*Work to complete*:
Give every line again exactly as it appears, please, but not the pictures.

** START Dataset extract **

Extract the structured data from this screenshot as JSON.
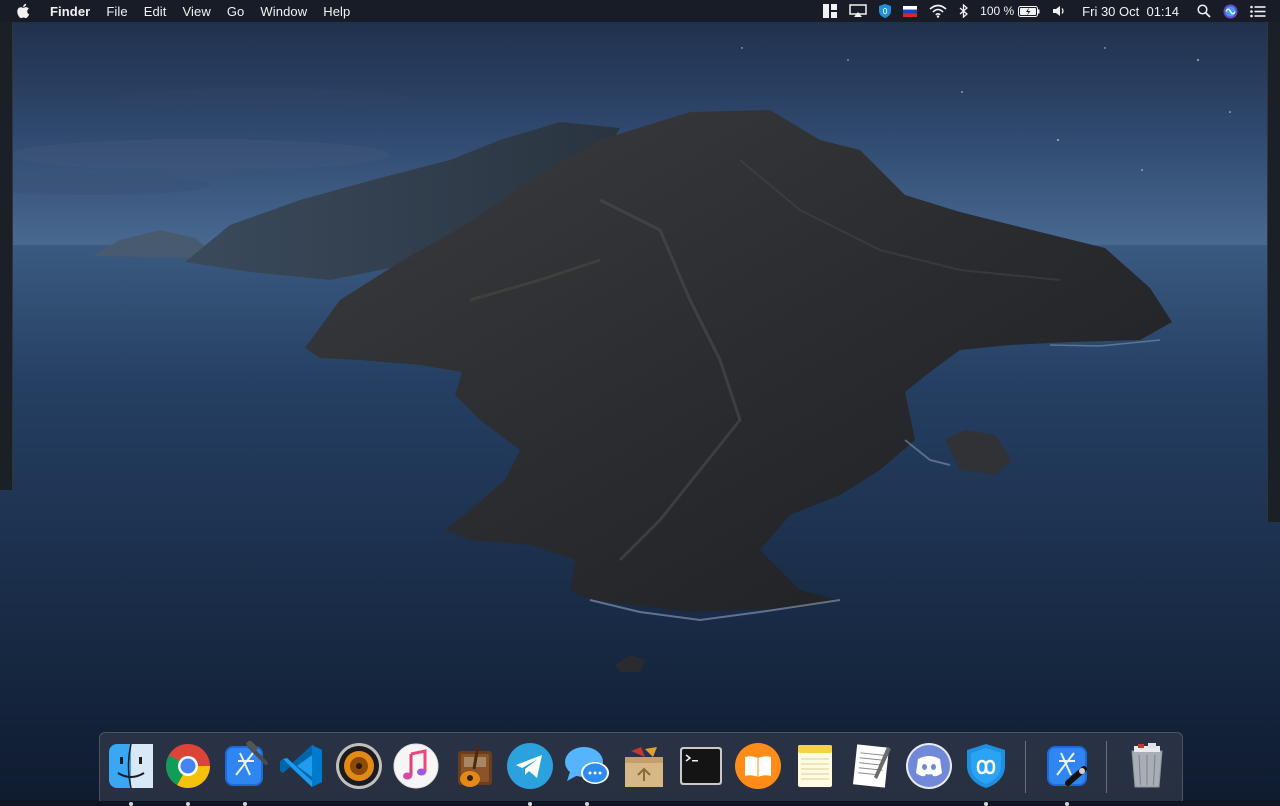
{
  "menubar": {
    "app_name": "Finder",
    "menus": [
      "File",
      "Edit",
      "View",
      "Go",
      "Window",
      "Help"
    ],
    "battery_text": "100 %",
    "clock": "Fri 30 Oct  01:14"
  },
  "status_icons": [
    "magnet-icon",
    "airplay-icon",
    "vpn-shield-icon",
    "russian-flag-icon",
    "wifi-icon",
    "bluetooth-icon",
    "battery-icon",
    "volume-icon",
    "spotlight-search-icon",
    "siri-icon",
    "notification-center-icon"
  ],
  "dock": {
    "apps": [
      {
        "name": "Finder",
        "running": true
      },
      {
        "name": "Google Chrome",
        "running": true
      },
      {
        "name": "Xcode",
        "running": true
      },
      {
        "name": "Visual Studio Code",
        "running": false
      },
      {
        "name": "Vox",
        "running": false
      },
      {
        "name": "iTunes",
        "running": false
      },
      {
        "name": "GarageBand",
        "running": false
      },
      {
        "name": "Telegram",
        "running": true
      },
      {
        "name": "Messages",
        "running": true
      },
      {
        "name": "Archive Utility",
        "running": false
      },
      {
        "name": "Terminal",
        "running": false
      },
      {
        "name": "Books",
        "running": false
      },
      {
        "name": "Notes",
        "running": false
      },
      {
        "name": "TextEdit",
        "running": false
      },
      {
        "name": "Discord",
        "running": false
      },
      {
        "name": "Keepsolid VPN",
        "running": true
      },
      {
        "name": "Instruments",
        "running": true
      },
      {
        "name": "Trash",
        "running": false
      }
    ]
  },
  "colors": {
    "menubar_bg": "#181b24",
    "sky": "#3c5a86",
    "sea": "#1b3150",
    "island": "#2b2b2d"
  }
}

** END Dataset extract **

*Response to the exercise*:
Extract the structured data from this screenshot as JSON.
{
  "menubar": {
    "app_name": "Finder",
    "menus": [
      "File",
      "Edit",
      "View",
      "Go",
      "Window",
      "Help"
    ],
    "battery_text": "100 %",
    "clock": "Fri 30 Oct  01:14"
  },
  "status_icons": [
    "magnet-icon",
    "airplay-icon",
    "vpn-shield-icon",
    "russian-flag-icon",
    "wifi-icon",
    "bluetooth-icon",
    "battery-icon",
    "volume-icon",
    "spotlight-search-icon",
    "siri-icon",
    "notification-center-icon"
  ],
  "dock": {
    "apps": [
      {
        "name": "Finder",
        "running": true
      },
      {
        "name": "Google Chrome",
        "running": true
      },
      {
        "name": "Xcode",
        "running": true
      },
      {
        "name": "Visual Studio Code",
        "running": false
      },
      {
        "name": "Vox",
        "running": false
      },
      {
        "name": "iTunes",
        "running": false
      },
      {
        "name": "GarageBand",
        "running": false
      },
      {
        "name": "Telegram",
        "running": true
      },
      {
        "name": "Messages",
        "running": true
      },
      {
        "name": "Archive Utility",
        "running": false
      },
      {
        "name": "Terminal",
        "running": false
      },
      {
        "name": "Books",
        "running": false
      },
      {
        "name": "Notes",
        "running": false
      },
      {
        "name": "TextEdit",
        "running": false
      },
      {
        "name": "Discord",
        "running": false
      },
      {
        "name": "Keepsolid VPN",
        "running": true
      },
      {
        "name": "Instruments",
        "running": true
      },
      {
        "name": "Trash",
        "running": false
      }
    ]
  },
  "colors": {
    "menubar_bg": "#181b24",
    "sky": "#3c5a86",
    "sea": "#1b3150",
    "island": "#2b2b2d"
  }
}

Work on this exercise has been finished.